- Do this: Extract every line that contains the string "eigos".

== == ==

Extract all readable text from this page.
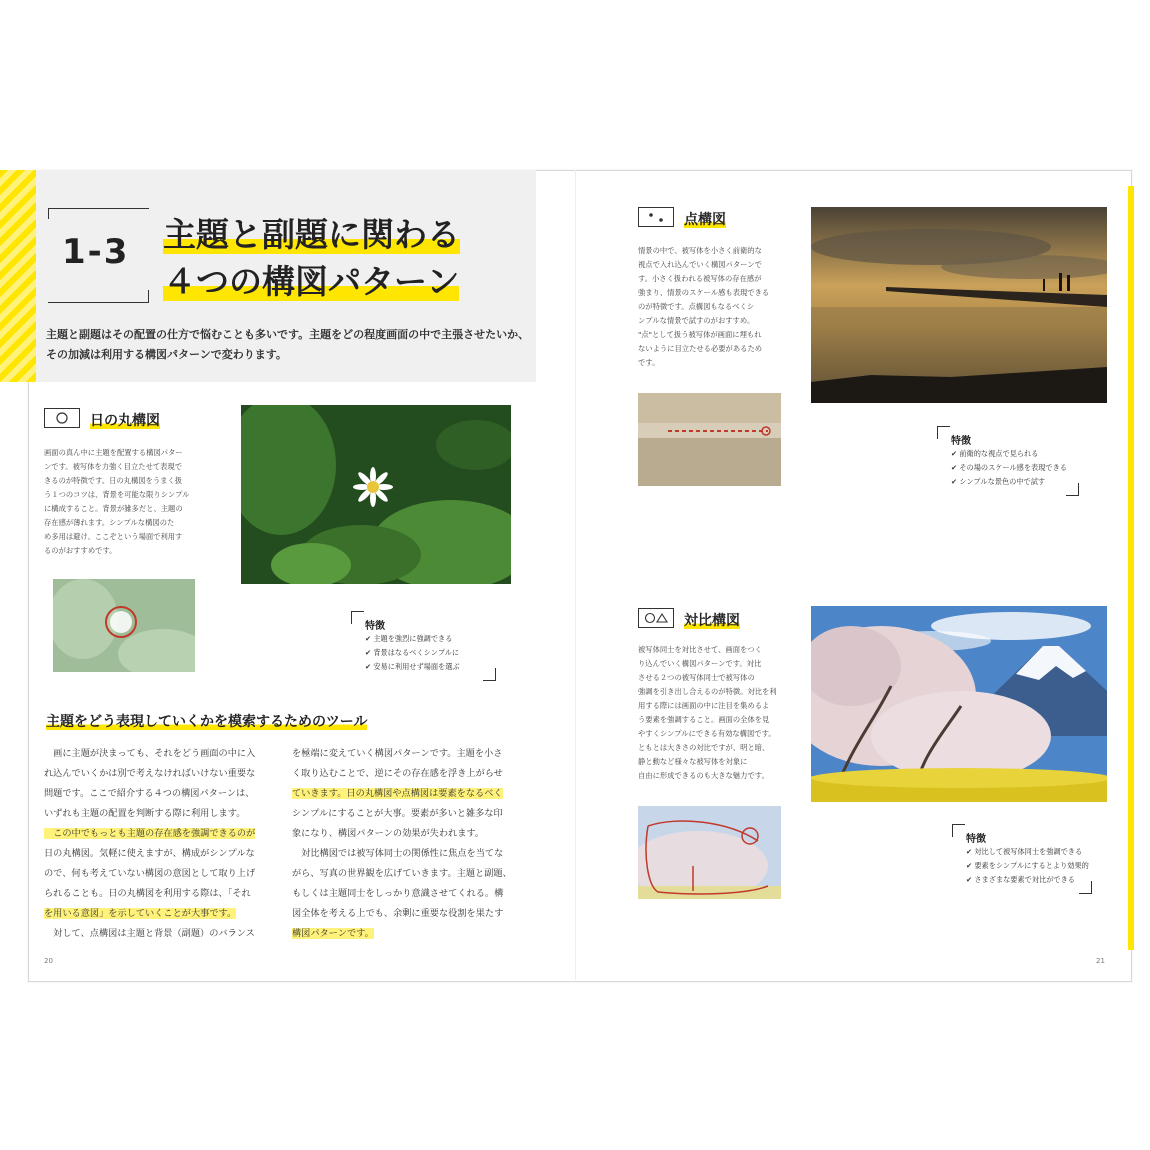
1-3 主題と副題に関わる
４つの構図パターン
主題と副題はその配置の仕方で悩むことも多いです。主題をどの程度画面の中で主張させたいか、
その加減は利用する構図パターンで変わります。
日の丸構図
画面の真ん中に主題を配置する構図パター
ンです。被写体を力強く目立たせて表現で
きるのが特徴です。日の丸構図をうまく扱
う１つのコツは、背景を可能な限りシンプル
に構成すること。背景が雑多だと、主題の
存在感が薄れます。シンプルな構図のた
め多用は避け、ここぞという場面で利用す
るのがおすすめです。
特徴
✔ 主題を強烈に強調できる
✔ 背景はなるべくシンプルに
✔ 安易に利用せず場面を選ぶ
主題をどう表現していくかを模索するためのツール
　画に主題が決まっても、それをどう画面の中に入
れ込んでいくかは別で考えなければいけない重要な
問題です。ここで紹介する４つの構図パターンは、
いずれも主題の配置を判断する際に利用します。
　この中でもっとも主題の存在感を強調できるのが
日の丸構図。気軽に使えますが、構成がシンプルな
ので、何も考えていない構図の意図として取り上げ
られることも。日の丸構図を利用する際は、「それ
を用いる意図」を示していくことが大事です。
　対して、点構図は主題と背景（副題）のバランス
を極端に変えていく構図パターンです。主題を小さ
く取り込むことで、逆にその存在感を浮き上がらせ
ていきます。日の丸構図や点構図は要素をなるべく
シンプルにすることが大事。要素が多いと雑多な印
象になり、構図パターンの効果が失われます。
　対比構図では被写体同士の関係性に焦点を当てな
がら、写真の世界観を広げていきます。主題と副題、
もしくは主題同士をしっかり意識させてくれる。構
図全体を考える上でも、余剰に重要な役割を果たす
構図パターンです。
点構図
情景の中で、被写体を小さく前衛的な
視点で入れ込んでいく構図パターンで
す。小さく扱われる被写体の存在感が
強まり、情景のスケール感も表現できる
のが特徴です。点構図もなるべくシ
ンプルな情景で試すのがおすすめ。
"点"として扱う被写体が画面に埋もれ
ないように目立たせる必要があるため
です。
特徴
✔ 前衛的な視点で見られる
✔ その場のスケール感を表現できる
✔ シンプルな景色の中で試す
対比構図
被写体同士を対比させて、画面をつく
り込んでいく構図パターンです。対比
させる２つの被写体同士で被写体の
強調を引き出し合えるのが特徴。対比を利
用する際には画面の中に注目を集めるよ
う要素を強調すること。画面の全体を見
やすくシンプルにできる有効な構図です。
ともとは大きさの対比ですが、明と暗、
静と動など様々な被写体を対象に
自由に形成できるのも大きな魅力です。
特徴
✔ 対比して被写体同士を強調できる
✔ 要素をシンプルにするとより効果的
✔ さまざまな要素で対比ができる
20	21
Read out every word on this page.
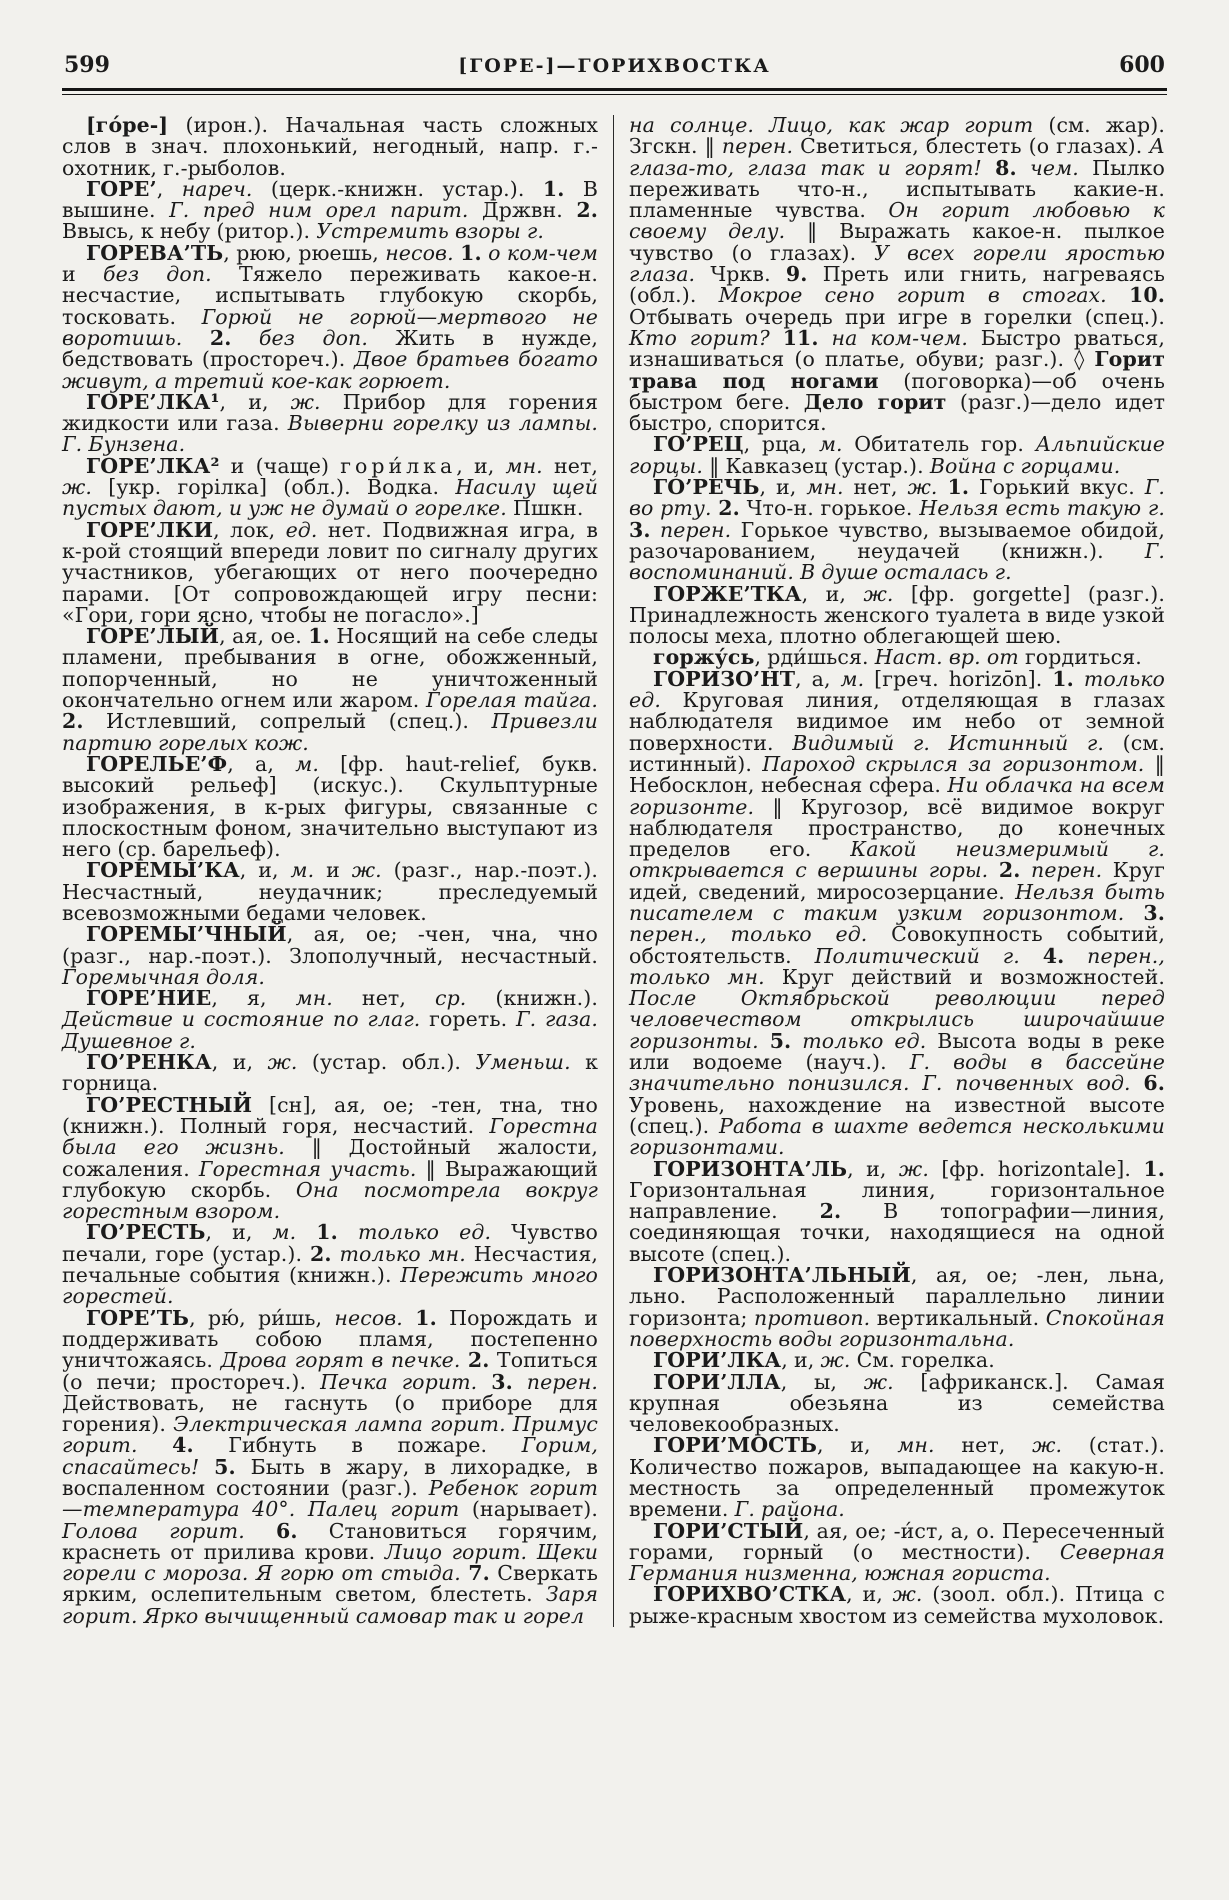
599	[ГОРЕ-]—ГОРИХВОСТКА	600

[гóре-] (ирон.). Начальная часть сложных слов в знач. плохонький, негодный, напр. г.-охотник, г.-рыболов.

ГОРЕ’, нареч. (церк.-книжн. устар.). 1. В вышине. Г. пред ним орел парит. Држвн. 2. Ввысь, к небу (ритор.). Устремить взоры г.

ГОРЕВА’ТЬ, рюю, рюешь, несов. 1. о ком-чем и без доп. Тяжело переживать какое-н. несчастие, испытывать глубокую скорбь, тосковать. Горюй не горюй—мертвого не воротишь. 2. без доп. Жить в нужде, бедствовать (простореч.). Двое братьев богато живут, а третий кое-как горюет.

ГОРЕ’ЛКА¹, и, ж. Прибор для горения жидкости или газа. Выверни горелку из лампы. Г. Бунзена.

ГОРЕ’ЛКА² и (чаще) гори́лка, и, мн. нет, ж. [укр. горілка] (обл.). Водка. Насилу щей пустых дают, и уж не думай о горелке. Пшкн.

ГОРЕ’ЛКИ, лок, ед. нет. Подвижная игра, в к-рой стоящий впереди ловит по сигналу других участников, убегающих от него поочередно парами. [От сопровождающей игру песни: «Гори, гори ясно, чтобы не погасло».]

ГОРЕ’ЛЫЙ, ая, ое. 1. Носящий на себе следы пламени, пребывания в огне, обожженный, попорченный, но не уничтоженный окончательно огнем или жаром. Горелая тайга. 2. Истлевший, сопрелый (спец.). Привезли партию горелых кож.

ГОРЕЛЬЕ’Ф, а, м. [фр. haut-relief, букв. высокий рельеф] (искус.). Скульптурные изображения, в к-рых фигуры, связанные с плоскостным фоном, значительно выступают из него (ср. барельеф).

ГОРЕМЫ’КА, и, м. и ж. (разг., нар.-поэт.). Несчастный, неудачник; преследуемый всевозможными бедами человек.

ГОРЕМЫ’ЧНЫЙ, ая, ое; -чен, чна, чно (разг., нар.-поэт.). Злополучный, несчастный. Горемычная доля.

ГОРЕ’НИЕ, я, мн. нет, ср. (книжн.). Действие и состояние по глаг. гореть. Г. газа. Душевное г.

ГО’РЕНКА, и, ж. (устар. обл.). Уменьш. к горница.

ГО’РЕСТНЫЙ [сн], ая, ое; -тен, тна, тно (книжн.). Полный горя, несчастий. Горестна была его жизнь. ‖ Достойный жалости, сожаления. Горестная участь. ‖ Выражающий глубокую скорбь. Она посмотрела вокруг горестным взором.

ГО’РЕСТЬ, и, м. 1. только ед. Чувство печали, горе (устар.). 2. только мн. Несчастия, печальные события (книжн.). Пережить много горестей.

ГОРЕ’ТЬ, рю́, ри́шь, несов. 1. Порождать и поддерживать собою пламя, постепенно уничтожаясь. Дрова горят в печке. 2. Топиться (о печи; простореч.). Печка горит. 3. перен. Действовать, не гаснуть (о приборе для горения). Электрическая лампа горит. Примус горит. 4. Гибнуть в пожаре. Горим, спасайтесь! 5. Быть в жару, в лихорадке, в воспаленном состоянии (разг.). Ребенок горит—температура 40°. Палец горит (нарывает). Голова горит. 6. Становиться горячим, краснеть от прилива крови. Лицо горит. Щеки горели с мороза. Я горю от стыда. 7. Сверкать ярким, ослепительным светом, блестеть. Заря горит. Ярко вычищенный самовар так и горел

на солнце. Лицо, как жар горит (см. жар). Згскн. ‖ перен. Светиться, блестеть (о глазах). А глаза-то, глаза так и горят! 8. чем. Пылко переживать что-н., испытывать какие-н. пламенные чувства. Он горит любовью к своему делу. ‖ Выражать какое-н. пылкое чувство (о глазах). У всех горели яростью глаза. Чркв. 9. Преть или гнить, нагреваясь (обл.). Мокрое сено горит в стогах. 10. Отбывать очередь при игре в горелки (спец.). Кто горит? 11. на ком-чем. Быстро рваться, изнашиваться (о платье, обуви; разг.). ◊ Горит трава под ногами (поговорка)—об очень быстром беге. Дело горит (разг.)—дело идет быстро, спорится.

ГО’РЕЦ, рца, м. Обитатель гор. Альпийские горцы. ‖ Кавказец (устар.). Война с горцами.

ГО’РЕЧЬ, и, мн. нет, ж. 1. Горький вкус. Г. во рту. 2. Что-н. горькое. Нельзя есть такую г. 3. перен. Горькое чувство, вызываемое обидой, разочарованием, неудачей (книжн.). Г. воспоминаний. В душе осталась г.

ГОРЖЕ’ТКА, и, ж. [фр. gorgette] (разг.). Принадлежность женского туалета в виде узкой полосы меха, плотно облегающей шею.

горжу́сь, рди́шься. Наст. вр. от гордиться.

ГОРИЗО’НТ, а, м. [греч. horizōn]. 1. только ед. Круговая линия, отделяющая в глазах наблюдателя видимое им небо от земной поверхности. Видимый г. Истинный г. (см. истинный). Пароход скрылся за горизонтом. ‖ Небосклон, небесная сфера. Ни облачка на всем горизонте. ‖ Кругозор, всё видимое вокруг наблюдателя пространство, до конечных пределов его. Какой неизмеримый г. открывается с вершины горы. 2. перен. Круг идей, сведений, миросозерцание. Нельзя быть писателем с таким узким горизонтом. 3. перен., только ед. Совокупность событий, обстоятельств. Политический г. 4. перен., только мн. Круг действий и возможностей. После Октябрьской революции перед человечеством открылись широчайшие горизонты. 5. только ед. Высота воды в реке или водоеме (науч.). Г. воды в бассейне значительно понизился. Г. почвенных вод. 6. Уровень, нахождение на известной высоте (спец.). Работа в шахте ведется несколькими горизонтами.

ГОРИЗОНТА’ЛЬ, и, ж. [фр. horizontale]. 1. Горизонтальная линия, горизонтальное направление. 2. В топографии—линия, соединяющая точки, находящиеся на одной высоте (спец.).

ГОРИЗОНТА’ЛЬНЫЙ, ая, ое; -лен, льна, льно. Расположенный параллельно линии горизонта; противоп. вертикальный. Спокойная поверхность воды горизонтальна.

ГОРИ’ЛКА, и, ж. См. горелка.

ГОРИ’ЛЛА, ы, ж. [африканск.]. Самая крупная обезьяна из семейства человекообразных.

ГОРИ’МОСТЬ, и, мн. нет, ж. (стат.). Количество пожаров, выпадающее на какую-н. местность за определенный промежуток времени. Г. района.

ГОРИ’СТЫЙ, ая, ое; -и́ст, а, о. Пересеченный горами, горный (о местности). Северная Германия низменна, южная гориста.

ГОРИХВО’СТКА, и, ж. (зоол. обл.). Птица с рыже-красным хвостом из семейства мухоловок.
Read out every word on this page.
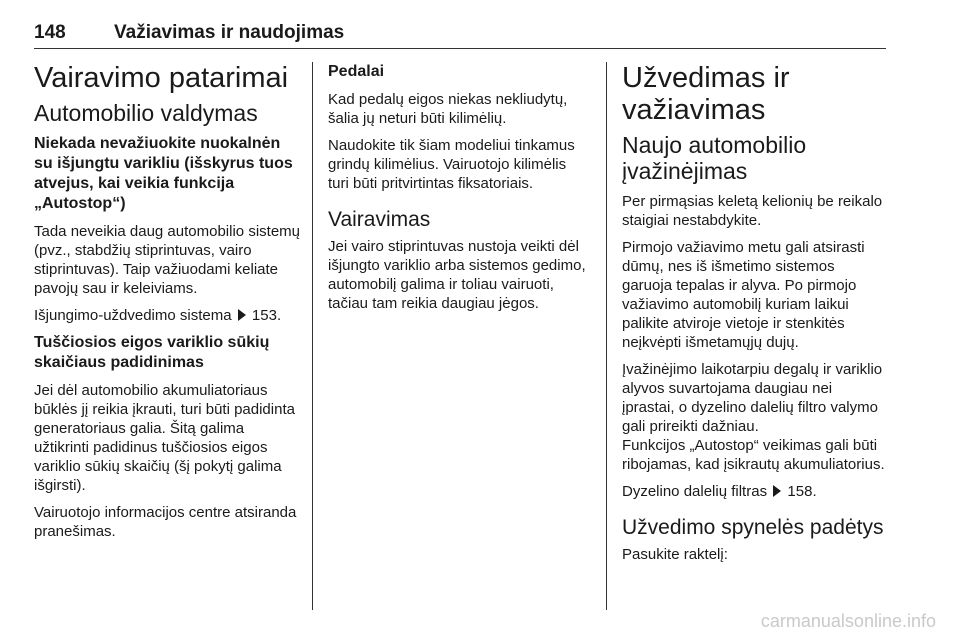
148	Važiavimas ir naudojimas
Vairavimo patarimai
Automobilio valdymas
Niekada nevažiuokite nuokalnėn su išjungtu varikliu (išskyrus tuos atvejus, kai veikia funkcija „Autostop“)

Tada neveikia daug automobilio sistemų (pvz., stabdžių stiprintuvas, vairo stiprintuvas). Taip važiuodami keliate pavojų sau ir keleiviams.

Išjungimo-uždvedimo sistema 153.

Tuščiosios eigos variklio sūkių skaičiaus padidinimas

Jei dėl automobilio akumuliatoriaus būklės jį reikia įkrauti, turi būti padidinta generatoriaus galia. Šitą galima užtikrinti padidinus tuščiosios eigos variklio sūkių skaičių (šį pokytį galima išgirsti).

Vairuotojo informacijos centre atsiranda pranešimas.

Pedalai

Kad pedalų eigos niekas nekliudytų, šalia jų neturi būti kilimėlių.

Naudokite tik šiam modeliui tinkamus grindų kilimėlius. Vairuotojo kilimėlis turi būti pritvirtintas fiksatoriais.

Vairavimas

Jei vairo stiprintuvas nustoja veikti dėl išjungto variklio arba sistemos gedimo, automobilį galima ir toliau vairuoti, tačiau tam reikia daugiau jėgos.

Užvedimas ir važiavimas
Naujo automobilio įvažinėjimas

Per pirmąsias keletą kelionių be reikalo staigiai nestabdykite.

Pirmojo važiavimo metu gali atsirasti dūmų, nes iš išmetimo sistemos garuoja tepalas ir alyva. Po pirmojo važiavimo automobilį kuriam laikui palikite atviroje vietoje ir stenkitės neįkvėpti išmetamųjų dujų.

Įvažinėjimo laikotarpiu degalų ir variklio alyvos suvartojama daugiau nei įprastai, o dyzelino dalelių filtro valymo gali prireikti dažniau.

Funkcijos „Autostop“ veikimas gali būti ribojamas, kad įsikrautų akumuliatorius.

Dyzelino dalelių filtras 158.

Užvedimo spynelės padėtys

Pasukite raktelį:

carmanualsonline.info
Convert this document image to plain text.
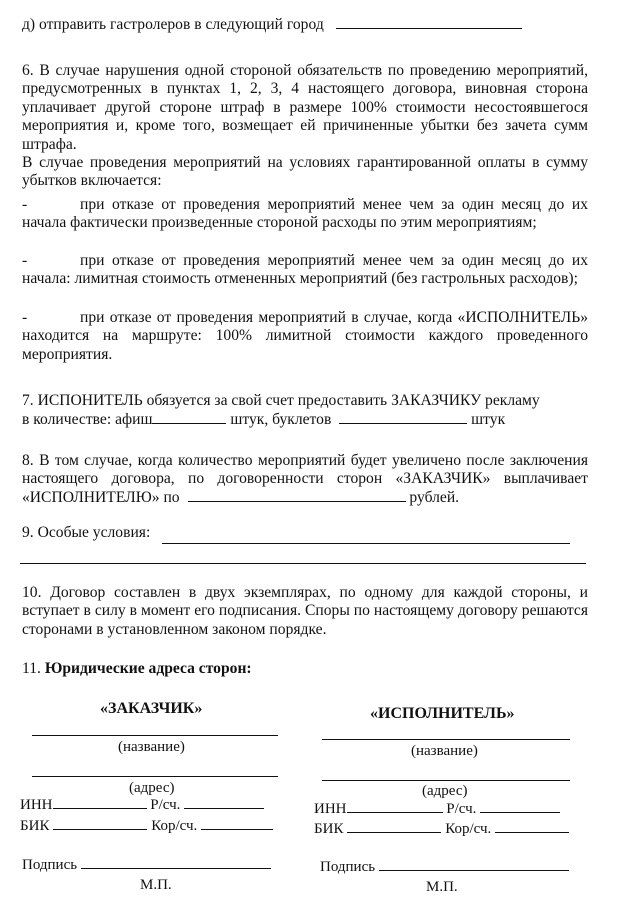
д) отправить гастролеров в следующий город
6. В случае нарушения одной стороной обязательств по проведению мероприятий, предусмотренных в пунктах 1, 2, 3, 4 настоящего договора, виновная сторона уплачивает другой стороне штраф в размере 100% стоимости несостоявшегося мероприятия и, кроме того, возмещает ей причиненные убытки без зачета сумм штрафа.
В случае проведения мероприятий на условиях гарантированной оплаты в сумму убытков включается:
-	при отказе от проведения мероприятий менее чем за один месяц до их начала фактически произведенные стороной расходы по этим мероприятиям;
-	при отказе от проведения мероприятий менее чем за один месяц до их начала: лимитная стоимость отмененных мероприятий (без гастрольных расходов);
-	при отказе от проведения мероприятий в случае, когда «ИСПОЛНИТЕЛЬ» находится на маршруте: 100% лимитной стоимости каждого проведенного мероприятия.
7. ИСПОНИТЕЛЬ обязуется за свой счет предоставить ЗАКАЗЧИКУ рекламу
в количестве: афиш	штук, буклетов	штук
8. В том случае, когда количество мероприятий будет увеличено после заключения настоящего договора, по договоренности сторон «ЗАКАЗЧИК» выплачивает «ИСПОЛНИТЕЛЮ» по	рублей.
9. Особые условия:
10. Договор составлен в двух экземплярах, по одному для каждой стороны, и вступает в силу в момент его подписания. Споры по настоящему договору решаются сторонами в установленном законом порядке.
11. Юридические адреса сторон:
«ЗАКАЗЧИК»
(название)
(адрес)
ИНН	Р/сч.
БИК	Кор/сч.
Подпись
М.П.
«ИСПОЛНИТЕЛЬ»
(название)
(адрес)
ИНН	Р/сч.
БИК	Кор/сч.
Подпись
М.П.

== == ==

- Result of the task:
Tuščiosios eigos variklio sūkių skaičiaus padidinimas
Jei dėl automobilio akumuliatoriaus būklės jį reikia įkrauti, turi būti padidinta generatoriaus galia. Šitą galima užtikrinti padidinus tuščiosios eigos variklio sūkių skaičių (šį pokytį galima išgirsti).
Kad pedalų eigos niekas nekliudytų, šalia jų neturi būti kilimėlių.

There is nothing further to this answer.